* _WORK TO COMPLETE_
Exclude the pictures and reproduce the remaining data exactly as written.

--- Begin RECORDS SHOWN ---

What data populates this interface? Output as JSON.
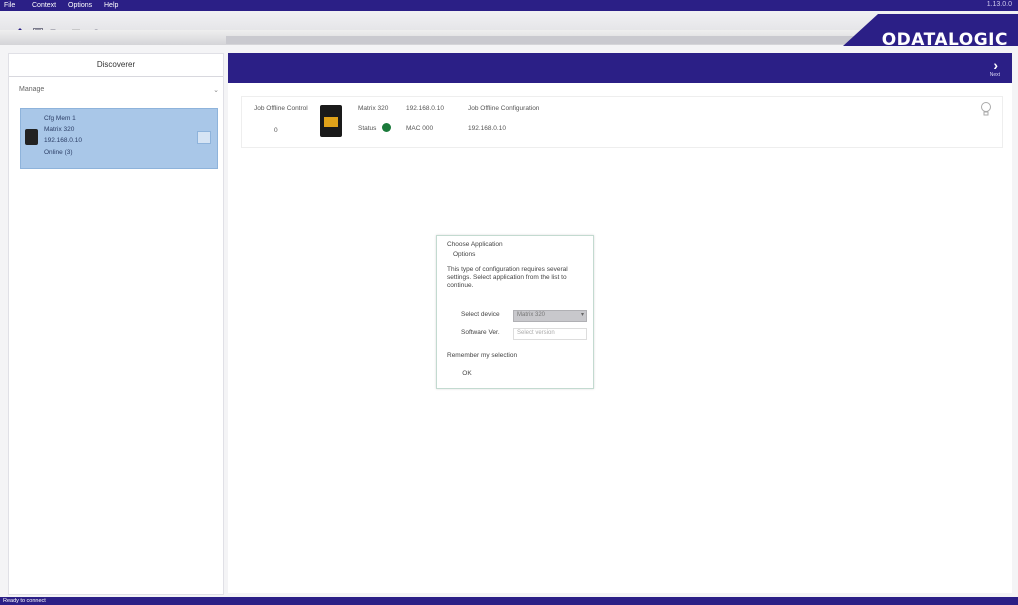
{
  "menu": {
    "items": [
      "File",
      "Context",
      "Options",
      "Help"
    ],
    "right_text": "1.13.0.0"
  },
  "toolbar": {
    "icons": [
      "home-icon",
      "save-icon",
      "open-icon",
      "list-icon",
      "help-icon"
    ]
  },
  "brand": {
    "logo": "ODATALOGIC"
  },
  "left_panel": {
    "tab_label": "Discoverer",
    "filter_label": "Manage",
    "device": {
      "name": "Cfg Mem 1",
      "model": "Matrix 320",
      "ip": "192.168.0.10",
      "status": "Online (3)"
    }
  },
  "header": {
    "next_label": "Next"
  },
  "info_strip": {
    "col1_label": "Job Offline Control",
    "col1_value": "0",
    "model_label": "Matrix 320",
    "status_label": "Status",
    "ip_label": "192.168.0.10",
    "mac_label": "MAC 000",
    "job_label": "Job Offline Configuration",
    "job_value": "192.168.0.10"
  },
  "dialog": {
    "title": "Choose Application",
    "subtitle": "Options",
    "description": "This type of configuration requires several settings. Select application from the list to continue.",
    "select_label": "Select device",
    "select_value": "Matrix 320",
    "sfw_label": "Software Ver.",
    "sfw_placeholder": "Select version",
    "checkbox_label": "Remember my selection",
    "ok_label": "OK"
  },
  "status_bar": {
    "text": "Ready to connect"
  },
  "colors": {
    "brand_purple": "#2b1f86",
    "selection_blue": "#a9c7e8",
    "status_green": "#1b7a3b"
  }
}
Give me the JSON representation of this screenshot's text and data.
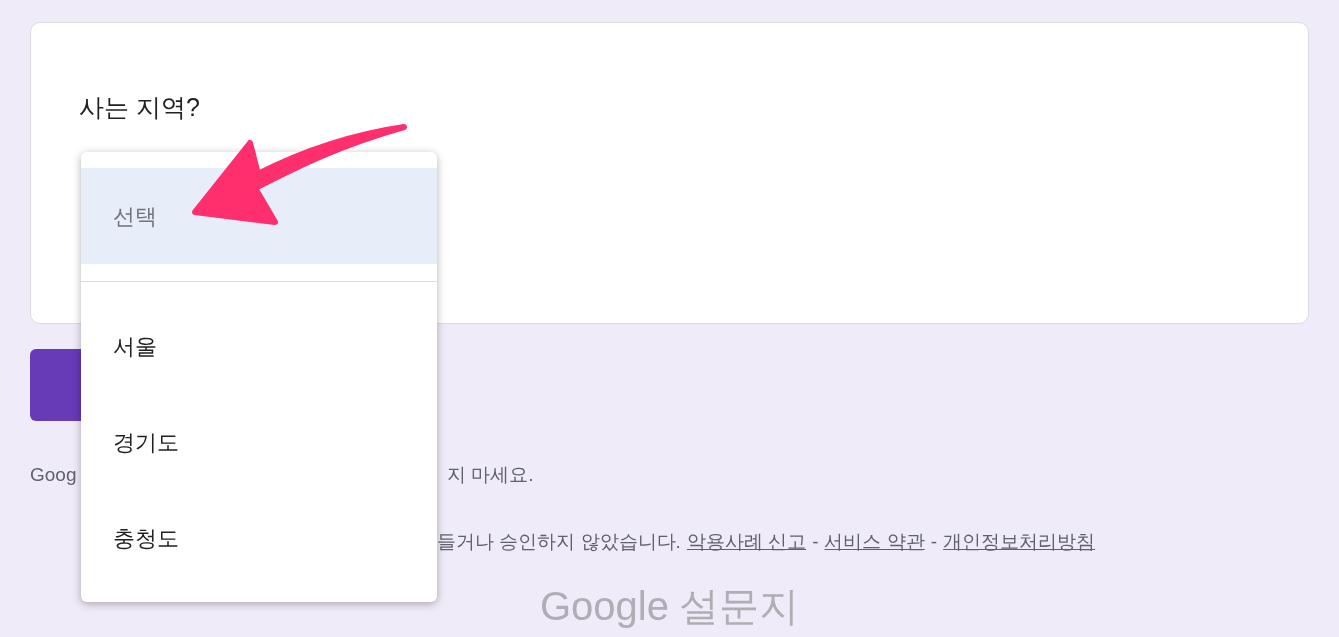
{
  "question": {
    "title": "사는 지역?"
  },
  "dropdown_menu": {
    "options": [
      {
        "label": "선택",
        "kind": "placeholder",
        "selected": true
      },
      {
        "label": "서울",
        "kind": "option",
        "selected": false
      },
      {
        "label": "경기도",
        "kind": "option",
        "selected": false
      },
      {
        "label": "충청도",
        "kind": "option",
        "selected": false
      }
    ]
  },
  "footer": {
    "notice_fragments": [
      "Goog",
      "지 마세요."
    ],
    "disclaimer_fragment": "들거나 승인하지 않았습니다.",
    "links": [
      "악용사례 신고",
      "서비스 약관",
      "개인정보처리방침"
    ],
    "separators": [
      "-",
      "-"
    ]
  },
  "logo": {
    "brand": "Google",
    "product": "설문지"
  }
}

--- End RECORDS SHOWN ---

* _SOLUTION TO THIS TASK_
What data populates this interface? Output as JSON.
{
  "menu": {
    "items": [
      "File",
      "Context",
      "Options",
      "Help"
    ],
    "right_text": "1.13.0.0"
  },
  "toolbar": {
    "icons": [
      "home-icon",
      "save-icon",
      "open-icon",
      "list-icon",
      "help-icon"
    ]
  },
  "brand": {
    "logo": "ODATALOGIC"
  },
  "left_panel": {
    "tab_label": "Discoverer",
    "filter_label": "Manage",
    "device": {
      "name": "Cfg Mem 1",
      "model": "Matrix 320",
      "ip": "192.168.0.10",
      "status": "Online (3)"
    }
  },
  "header": {
    "next_label": "Next"
  },
  "info_strip": {
    "col1_label": "Job Offline Control",
    "col1_value": "0",
    "model_label": "Matrix 320",
    "status_label": "Status",
    "ip_label": "192.168.0.10",
    "mac_label": "MAC 000",
    "job_label": "Job Offline Configuration",
    "job_value": "192.168.0.10"
  },
  "dialog": {
    "title": "Choose Application",
    "subtitle": "Options",
    "description": "This type of configuration requires several settings. Select application from the list to continue.",
    "select_label": "Select device",
    "select_value": "Matrix 320",
    "sfw_label": "Software Ver.",
    "sfw_placeholder": "Select version",
    "checkbox_label": "Remember my selection",
    "ok_label": "OK"
  },
  "status_bar": {
    "text": "Ready to connect"
  },
  "colors": {
    "brand_purple": "#2b1f86",
    "selection_blue": "#a9c7e8",
    "status_green": "#1b7a3b"
  }
}
Give me the JSON representation of this screenshot's text and data.
{
  "question": {
    "title": "사는 지역?"
  },
  "dropdown_menu": {
    "options": [
      {
        "label": "선택",
        "kind": "placeholder",
        "selected": true
      },
      {
        "label": "서울",
        "kind": "option",
        "selected": false
      },
      {
        "label": "경기도",
        "kind": "option",
        "selected": false
      },
      {
        "label": "충청도",
        "kind": "option",
        "selected": false
      }
    ]
  },
  "footer": {
    "notice_fragments": [
      "Goog",
      "지 마세요."
    ],
    "disclaimer_fragment": "들거나 승인하지 않았습니다.",
    "links": [
      "악용사례 신고",
      "서비스 약관",
      "개인정보처리방침"
    ],
    "separators": [
      "-",
      "-"
    ]
  },
  "logo": {
    "brand": "Google",
    "product": "설문지"
  }
}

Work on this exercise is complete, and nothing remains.